#### Problem
Repeat each record below exactly as given.

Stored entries
┄┄┄┄┄┄
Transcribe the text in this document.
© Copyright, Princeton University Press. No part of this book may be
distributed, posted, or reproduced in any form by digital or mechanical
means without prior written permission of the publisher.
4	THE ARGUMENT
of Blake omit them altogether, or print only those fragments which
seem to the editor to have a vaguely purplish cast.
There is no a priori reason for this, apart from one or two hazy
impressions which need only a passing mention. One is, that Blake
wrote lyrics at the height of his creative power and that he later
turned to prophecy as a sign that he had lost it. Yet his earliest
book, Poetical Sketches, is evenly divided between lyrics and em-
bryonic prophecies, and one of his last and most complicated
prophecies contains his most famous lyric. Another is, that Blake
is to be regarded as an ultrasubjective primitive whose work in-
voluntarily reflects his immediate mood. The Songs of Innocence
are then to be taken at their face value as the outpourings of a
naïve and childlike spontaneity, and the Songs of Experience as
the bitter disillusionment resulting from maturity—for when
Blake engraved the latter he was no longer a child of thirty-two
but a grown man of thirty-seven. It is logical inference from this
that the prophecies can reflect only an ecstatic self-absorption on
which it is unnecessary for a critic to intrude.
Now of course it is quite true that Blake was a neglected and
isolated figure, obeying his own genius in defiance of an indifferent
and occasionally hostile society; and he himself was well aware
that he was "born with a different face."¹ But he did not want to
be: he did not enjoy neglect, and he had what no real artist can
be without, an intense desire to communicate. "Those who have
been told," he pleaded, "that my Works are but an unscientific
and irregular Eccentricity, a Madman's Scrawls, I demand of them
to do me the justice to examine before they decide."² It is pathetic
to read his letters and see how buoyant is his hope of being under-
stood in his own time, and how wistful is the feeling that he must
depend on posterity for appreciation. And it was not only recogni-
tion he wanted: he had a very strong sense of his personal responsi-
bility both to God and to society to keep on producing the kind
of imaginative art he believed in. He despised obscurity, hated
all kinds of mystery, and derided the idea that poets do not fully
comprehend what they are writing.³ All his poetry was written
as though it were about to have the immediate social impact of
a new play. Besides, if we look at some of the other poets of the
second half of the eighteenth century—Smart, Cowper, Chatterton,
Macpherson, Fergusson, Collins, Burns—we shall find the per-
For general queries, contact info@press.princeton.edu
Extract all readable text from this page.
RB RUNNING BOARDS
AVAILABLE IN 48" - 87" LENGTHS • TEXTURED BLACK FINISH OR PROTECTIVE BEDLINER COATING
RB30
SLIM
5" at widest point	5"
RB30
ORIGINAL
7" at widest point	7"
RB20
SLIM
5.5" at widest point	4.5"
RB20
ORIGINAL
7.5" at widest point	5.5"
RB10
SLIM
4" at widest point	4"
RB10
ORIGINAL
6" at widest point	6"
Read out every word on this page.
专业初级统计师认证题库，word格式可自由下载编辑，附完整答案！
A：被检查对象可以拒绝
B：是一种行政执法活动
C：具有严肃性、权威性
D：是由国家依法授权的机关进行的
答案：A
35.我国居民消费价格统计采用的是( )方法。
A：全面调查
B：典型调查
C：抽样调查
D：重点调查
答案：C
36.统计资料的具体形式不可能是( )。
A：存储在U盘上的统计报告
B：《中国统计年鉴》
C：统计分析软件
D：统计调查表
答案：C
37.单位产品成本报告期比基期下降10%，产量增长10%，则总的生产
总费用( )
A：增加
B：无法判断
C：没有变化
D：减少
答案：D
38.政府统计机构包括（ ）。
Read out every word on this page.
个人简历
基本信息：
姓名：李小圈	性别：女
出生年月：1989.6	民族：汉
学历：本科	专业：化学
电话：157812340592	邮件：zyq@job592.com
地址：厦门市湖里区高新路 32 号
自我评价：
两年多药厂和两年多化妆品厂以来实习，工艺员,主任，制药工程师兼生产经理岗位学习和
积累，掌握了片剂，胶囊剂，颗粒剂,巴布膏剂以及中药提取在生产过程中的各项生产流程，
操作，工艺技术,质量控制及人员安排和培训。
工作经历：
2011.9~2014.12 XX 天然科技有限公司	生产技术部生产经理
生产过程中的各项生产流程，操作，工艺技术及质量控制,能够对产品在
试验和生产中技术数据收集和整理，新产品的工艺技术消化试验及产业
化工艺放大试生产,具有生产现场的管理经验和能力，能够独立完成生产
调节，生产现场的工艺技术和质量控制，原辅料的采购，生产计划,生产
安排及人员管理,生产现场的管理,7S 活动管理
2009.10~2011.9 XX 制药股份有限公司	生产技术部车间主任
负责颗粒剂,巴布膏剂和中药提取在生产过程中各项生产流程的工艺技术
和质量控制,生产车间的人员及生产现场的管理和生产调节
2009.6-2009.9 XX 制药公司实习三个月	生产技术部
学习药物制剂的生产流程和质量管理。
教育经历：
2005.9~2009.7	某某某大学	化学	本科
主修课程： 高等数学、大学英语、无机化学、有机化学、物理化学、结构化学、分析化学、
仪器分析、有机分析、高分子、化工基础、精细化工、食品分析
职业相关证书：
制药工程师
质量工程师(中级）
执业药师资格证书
┄┄┄┄┄┄
#### Answer in full
Transcribe the text in this document.
© Copyright, Princeton University Press. No part of this book may be
distributed, posted, or reproduced in any form by digital or mechanical
means without prior written permission of the publisher.
4	THE ARGUMENT
of Blake omit them altogether, or print only those fragments which
seem to the editor to have a vaguely purplish cast.
There is no a priori reason for this, apart from one or two hazy
impressions which need only a passing mention. One is, that Blake
wrote lyrics at the height of his creative power and that he later
turned to prophecy as a sign that he had lost it. Yet his earliest
book, Poetical Sketches, is evenly divided between lyrics and em-
bryonic prophecies, and one of his last and most complicated
prophecies contains his most famous lyric. Another is, that Blake
is to be regarded as an ultrasubjective primitive whose work in-
voluntarily reflects his immediate mood. The Songs of Innocence
are then to be taken at their face value as the outpourings of a
naïve and childlike spontaneity, and the Songs of Experience as
the bitter disillusionment resulting from maturity—for when
Blake engraved the latter he was no longer a child of thirty-two
but a grown man of thirty-seven. It is logical inference from this
that the prophecies can reflect only an ecstatic self-absorption on
which it is unnecessary for a critic to intrude.
Now of course it is quite true that Blake was a neglected and
isolated figure, obeying his own genius in defiance of an indifferent
and occasionally hostile society; and he himself was well aware
that he was "born with a different face."¹ But he did not want to
be: he did not enjoy neglect, and he had what no real artist can
be without, an intense desire to communicate. "Those who have
been told," he pleaded, "that my Works are but an unscientific
and irregular Eccentricity, a Madman's Scrawls, I demand of them
to do me the justice to examine before they decide."² It is pathetic
to read his letters and see how buoyant is his hope of being under-
stood in his own time, and how wistful is the feeling that he must
depend on posterity for appreciation. And it was not only recogni-
tion he wanted: he had a very strong sense of his personal responsi-
bility both to God and to society to keep on producing the kind
of imaginative art he believed in. He despised obscurity, hated
all kinds of mystery, and derided the idea that poets do not fully
comprehend what they are writing.³ All his poetry was written
as though it were about to have the immediate social impact of
a new play. Besides, if we look at some of the other poets of the
second half of the eighteenth century—Smart, Cowper, Chatterton,
Macpherson, Fergusson, Collins, Burns—we shall find the per-
For general queries, contact info@press.princeton.edu
Extract all readable text from this page.
RB RUNNING BOARDS
AVAILABLE IN 48" - 87" LENGTHS • TEXTURED BLACK FINISH OR PROTECTIVE BEDLINER COATING
RB30
SLIM
5" at widest point	5"
RB30
ORIGINAL
7" at widest point	7"
RB20
SLIM
5.5" at widest point	4.5"
RB20
ORIGINAL
7.5" at widest point	5.5"
RB10
SLIM
4" at widest point	4"
RB10
ORIGINAL
6" at widest point	6"
Read out every word on this page.
专业初级统计师认证题库，word格式可自由下载编辑，附完整答案！
A：被检查对象可以拒绝
B：是一种行政执法活动
C：具有严肃性、权威性
D：是由国家依法授权的机关进行的
答案：A
35.我国居民消费价格统计采用的是( )方法。
A：全面调查
B：典型调查
C：抽样调查
D：重点调查
答案：C
36.统计资料的具体形式不可能是( )。
A：存储在U盘上的统计报告
B：《中国统计年鉴》
C：统计分析软件
D：统计调查表
答案：C
37.单位产品成本报告期比基期下降10%，产量增长10%，则总的生产
总费用( )
A：增加
B：无法判断
C：没有变化
D：减少
答案：D
38.政府统计机构包括（ ）。
Read out every word on this page.
个人简历
基本信息：
姓名：李小圈	性别：女
出生年月：1989.6	民族：汉
学历：本科	专业：化学
电话：157812340592	邮件：zyq@job592.com
地址：厦门市湖里区高新路 32 号
自我评价：
两年多药厂和两年多化妆品厂以来实习，工艺员,主任，制药工程师兼生产经理岗位学习和
积累，掌握了片剂，胶囊剂，颗粒剂,巴布膏剂以及中药提取在生产过程中的各项生产流程，
操作，工艺技术,质量控制及人员安排和培训。
工作经历：
2011.9~2014.12 XX 天然科技有限公司	生产技术部生产经理
生产过程中的各项生产流程，操作，工艺技术及质量控制,能够对产品在
试验和生产中技术数据收集和整理，新产品的工艺技术消化试验及产业
化工艺放大试生产,具有生产现场的管理经验和能力，能够独立完成生产
调节，生产现场的工艺技术和质量控制，原辅料的采购，生产计划,生产
安排及人员管理,生产现场的管理,7S 活动管理
2009.10~2011.9 XX 制药股份有限公司	生产技术部车间主任
负责颗粒剂,巴布膏剂和中药提取在生产过程中各项生产流程的工艺技术
和质量控制,生产车间的人员及生产现场的管理和生产调节
2009.6-2009.9 XX 制药公司实习三个月	生产技术部
学习药物制剂的生产流程和质量管理。
教育经历：
2005.9~2009.7	某某某大学	化学	本科
主修课程： 高等数学、大学英语、无机化学、有机化学、物理化学、结构化学、分析化学、
仪器分析、有机分析、高分子、化工基础、精细化工、食品分析
职业相关证书：
制药工程师
质量工程师(中级）
执业药师资格证书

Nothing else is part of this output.